►
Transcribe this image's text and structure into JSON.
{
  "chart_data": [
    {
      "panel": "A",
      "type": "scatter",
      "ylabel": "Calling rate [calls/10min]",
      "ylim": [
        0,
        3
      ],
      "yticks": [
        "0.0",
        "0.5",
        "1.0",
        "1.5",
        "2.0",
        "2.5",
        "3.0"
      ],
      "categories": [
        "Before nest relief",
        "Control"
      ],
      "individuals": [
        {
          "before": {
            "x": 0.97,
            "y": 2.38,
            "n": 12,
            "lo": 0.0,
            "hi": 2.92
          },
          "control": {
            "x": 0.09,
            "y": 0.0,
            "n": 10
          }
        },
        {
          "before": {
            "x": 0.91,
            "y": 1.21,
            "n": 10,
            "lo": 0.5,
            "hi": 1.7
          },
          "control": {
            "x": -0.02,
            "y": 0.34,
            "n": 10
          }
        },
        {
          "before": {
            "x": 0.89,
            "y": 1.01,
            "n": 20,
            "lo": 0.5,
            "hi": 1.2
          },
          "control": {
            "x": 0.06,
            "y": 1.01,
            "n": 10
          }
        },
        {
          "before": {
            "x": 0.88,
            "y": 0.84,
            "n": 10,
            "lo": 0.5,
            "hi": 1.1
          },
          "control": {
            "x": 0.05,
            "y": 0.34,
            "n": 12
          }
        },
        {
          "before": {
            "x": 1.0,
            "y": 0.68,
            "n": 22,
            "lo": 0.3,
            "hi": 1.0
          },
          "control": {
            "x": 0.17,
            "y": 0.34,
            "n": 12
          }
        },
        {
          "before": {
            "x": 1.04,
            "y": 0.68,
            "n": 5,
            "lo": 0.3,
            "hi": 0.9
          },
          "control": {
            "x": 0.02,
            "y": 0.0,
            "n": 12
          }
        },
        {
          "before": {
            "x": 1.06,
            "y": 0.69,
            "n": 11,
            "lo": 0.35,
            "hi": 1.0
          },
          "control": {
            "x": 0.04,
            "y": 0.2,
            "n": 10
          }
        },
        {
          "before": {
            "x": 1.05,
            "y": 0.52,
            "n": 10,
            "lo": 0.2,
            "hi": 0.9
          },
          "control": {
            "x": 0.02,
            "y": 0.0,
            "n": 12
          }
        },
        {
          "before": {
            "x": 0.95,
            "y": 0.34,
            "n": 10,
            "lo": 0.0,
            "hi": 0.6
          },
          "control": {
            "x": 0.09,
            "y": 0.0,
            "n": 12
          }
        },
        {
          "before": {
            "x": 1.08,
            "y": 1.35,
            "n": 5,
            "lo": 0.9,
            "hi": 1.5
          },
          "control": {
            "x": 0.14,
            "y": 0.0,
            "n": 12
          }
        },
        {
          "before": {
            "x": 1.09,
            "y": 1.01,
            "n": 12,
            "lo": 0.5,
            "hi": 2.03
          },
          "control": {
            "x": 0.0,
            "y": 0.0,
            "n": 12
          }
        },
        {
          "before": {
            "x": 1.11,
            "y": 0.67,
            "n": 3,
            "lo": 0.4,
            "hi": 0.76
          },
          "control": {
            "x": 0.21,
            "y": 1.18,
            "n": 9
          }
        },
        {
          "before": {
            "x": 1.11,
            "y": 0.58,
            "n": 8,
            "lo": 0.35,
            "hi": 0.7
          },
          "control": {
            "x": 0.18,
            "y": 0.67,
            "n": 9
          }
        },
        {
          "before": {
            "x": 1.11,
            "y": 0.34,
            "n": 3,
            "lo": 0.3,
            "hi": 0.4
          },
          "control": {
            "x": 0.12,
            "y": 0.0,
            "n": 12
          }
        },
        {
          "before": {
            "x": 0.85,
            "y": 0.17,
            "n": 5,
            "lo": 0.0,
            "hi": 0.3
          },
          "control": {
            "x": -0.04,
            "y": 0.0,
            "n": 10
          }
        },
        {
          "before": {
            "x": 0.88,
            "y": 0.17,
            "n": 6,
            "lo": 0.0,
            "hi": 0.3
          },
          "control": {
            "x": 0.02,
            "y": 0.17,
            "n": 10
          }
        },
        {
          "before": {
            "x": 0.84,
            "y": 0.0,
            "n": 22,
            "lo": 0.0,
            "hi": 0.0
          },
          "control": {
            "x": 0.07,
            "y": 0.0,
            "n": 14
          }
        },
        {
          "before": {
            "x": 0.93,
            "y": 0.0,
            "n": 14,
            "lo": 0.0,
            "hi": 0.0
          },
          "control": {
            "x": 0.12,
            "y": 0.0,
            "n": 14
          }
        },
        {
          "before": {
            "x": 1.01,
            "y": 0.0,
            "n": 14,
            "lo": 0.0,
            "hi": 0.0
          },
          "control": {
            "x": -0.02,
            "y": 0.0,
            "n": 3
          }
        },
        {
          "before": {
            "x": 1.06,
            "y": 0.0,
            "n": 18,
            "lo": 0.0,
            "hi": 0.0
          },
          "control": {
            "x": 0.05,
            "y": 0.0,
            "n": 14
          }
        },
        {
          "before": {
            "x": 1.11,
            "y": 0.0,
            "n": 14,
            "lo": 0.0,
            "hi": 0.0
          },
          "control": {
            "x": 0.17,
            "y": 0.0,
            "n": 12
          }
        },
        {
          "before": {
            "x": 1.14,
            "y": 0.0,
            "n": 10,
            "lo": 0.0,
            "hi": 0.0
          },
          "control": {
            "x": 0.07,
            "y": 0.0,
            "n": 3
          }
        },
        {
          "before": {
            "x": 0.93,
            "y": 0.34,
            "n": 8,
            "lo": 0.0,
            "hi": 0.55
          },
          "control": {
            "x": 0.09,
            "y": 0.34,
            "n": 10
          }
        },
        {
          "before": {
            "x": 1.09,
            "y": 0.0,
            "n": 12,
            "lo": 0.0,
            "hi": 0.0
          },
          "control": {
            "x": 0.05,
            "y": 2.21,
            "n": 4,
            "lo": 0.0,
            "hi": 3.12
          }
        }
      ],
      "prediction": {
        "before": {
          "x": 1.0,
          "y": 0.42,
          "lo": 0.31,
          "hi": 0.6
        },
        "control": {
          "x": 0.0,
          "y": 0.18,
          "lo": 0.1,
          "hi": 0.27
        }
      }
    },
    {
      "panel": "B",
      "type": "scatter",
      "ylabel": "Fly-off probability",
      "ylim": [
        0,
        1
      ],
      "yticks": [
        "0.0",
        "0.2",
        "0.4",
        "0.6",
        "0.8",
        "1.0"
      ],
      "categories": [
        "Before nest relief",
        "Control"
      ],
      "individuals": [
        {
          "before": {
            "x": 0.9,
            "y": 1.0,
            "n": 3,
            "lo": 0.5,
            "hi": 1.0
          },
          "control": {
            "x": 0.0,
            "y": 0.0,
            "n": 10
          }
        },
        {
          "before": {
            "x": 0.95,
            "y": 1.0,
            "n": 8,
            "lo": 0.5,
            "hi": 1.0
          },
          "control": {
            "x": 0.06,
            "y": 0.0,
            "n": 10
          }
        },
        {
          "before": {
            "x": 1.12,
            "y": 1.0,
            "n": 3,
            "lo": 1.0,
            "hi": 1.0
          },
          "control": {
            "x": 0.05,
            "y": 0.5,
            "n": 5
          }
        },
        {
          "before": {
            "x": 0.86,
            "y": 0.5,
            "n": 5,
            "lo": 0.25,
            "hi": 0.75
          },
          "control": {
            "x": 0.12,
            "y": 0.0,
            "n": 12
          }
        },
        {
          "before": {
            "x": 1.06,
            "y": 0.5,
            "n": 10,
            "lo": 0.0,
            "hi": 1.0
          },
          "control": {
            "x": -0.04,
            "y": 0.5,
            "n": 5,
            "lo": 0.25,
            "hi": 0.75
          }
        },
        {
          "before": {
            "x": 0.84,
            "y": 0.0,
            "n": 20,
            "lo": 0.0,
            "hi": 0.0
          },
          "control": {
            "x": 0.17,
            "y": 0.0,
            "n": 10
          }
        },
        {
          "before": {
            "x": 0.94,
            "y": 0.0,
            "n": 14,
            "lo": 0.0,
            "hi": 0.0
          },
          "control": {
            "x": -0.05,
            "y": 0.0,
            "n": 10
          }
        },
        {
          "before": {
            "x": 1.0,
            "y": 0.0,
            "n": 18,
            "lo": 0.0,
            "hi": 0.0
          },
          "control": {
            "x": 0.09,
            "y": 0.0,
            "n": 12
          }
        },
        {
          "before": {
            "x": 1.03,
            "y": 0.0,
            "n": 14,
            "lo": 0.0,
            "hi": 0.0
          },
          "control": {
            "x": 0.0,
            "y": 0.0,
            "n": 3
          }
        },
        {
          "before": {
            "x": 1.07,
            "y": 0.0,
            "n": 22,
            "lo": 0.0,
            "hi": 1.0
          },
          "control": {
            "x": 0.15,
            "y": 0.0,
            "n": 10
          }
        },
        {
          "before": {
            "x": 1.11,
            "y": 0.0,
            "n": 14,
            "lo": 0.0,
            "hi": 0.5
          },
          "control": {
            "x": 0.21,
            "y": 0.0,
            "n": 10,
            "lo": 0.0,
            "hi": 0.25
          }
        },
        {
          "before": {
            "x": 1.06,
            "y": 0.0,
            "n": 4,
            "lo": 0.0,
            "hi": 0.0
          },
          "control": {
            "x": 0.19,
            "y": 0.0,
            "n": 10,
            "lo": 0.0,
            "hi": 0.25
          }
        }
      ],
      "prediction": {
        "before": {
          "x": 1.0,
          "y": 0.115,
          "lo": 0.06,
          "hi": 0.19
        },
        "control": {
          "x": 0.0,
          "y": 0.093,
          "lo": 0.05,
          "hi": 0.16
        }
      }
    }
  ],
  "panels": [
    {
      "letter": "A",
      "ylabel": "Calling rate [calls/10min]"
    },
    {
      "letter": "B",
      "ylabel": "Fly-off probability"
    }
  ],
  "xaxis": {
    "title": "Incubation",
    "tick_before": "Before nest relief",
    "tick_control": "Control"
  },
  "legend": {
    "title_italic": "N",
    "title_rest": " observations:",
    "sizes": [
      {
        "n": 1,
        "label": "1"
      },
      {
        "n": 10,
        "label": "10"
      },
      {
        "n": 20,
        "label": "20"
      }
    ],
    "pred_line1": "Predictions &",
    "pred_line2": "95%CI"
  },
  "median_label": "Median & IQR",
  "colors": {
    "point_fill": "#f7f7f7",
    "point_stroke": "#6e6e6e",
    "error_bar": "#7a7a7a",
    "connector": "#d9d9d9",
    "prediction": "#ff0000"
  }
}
◄
_GOAL_.
Among the lines of the data above, determine how many contain the word "probability". Report the number alone.

_THE RESULT_.
2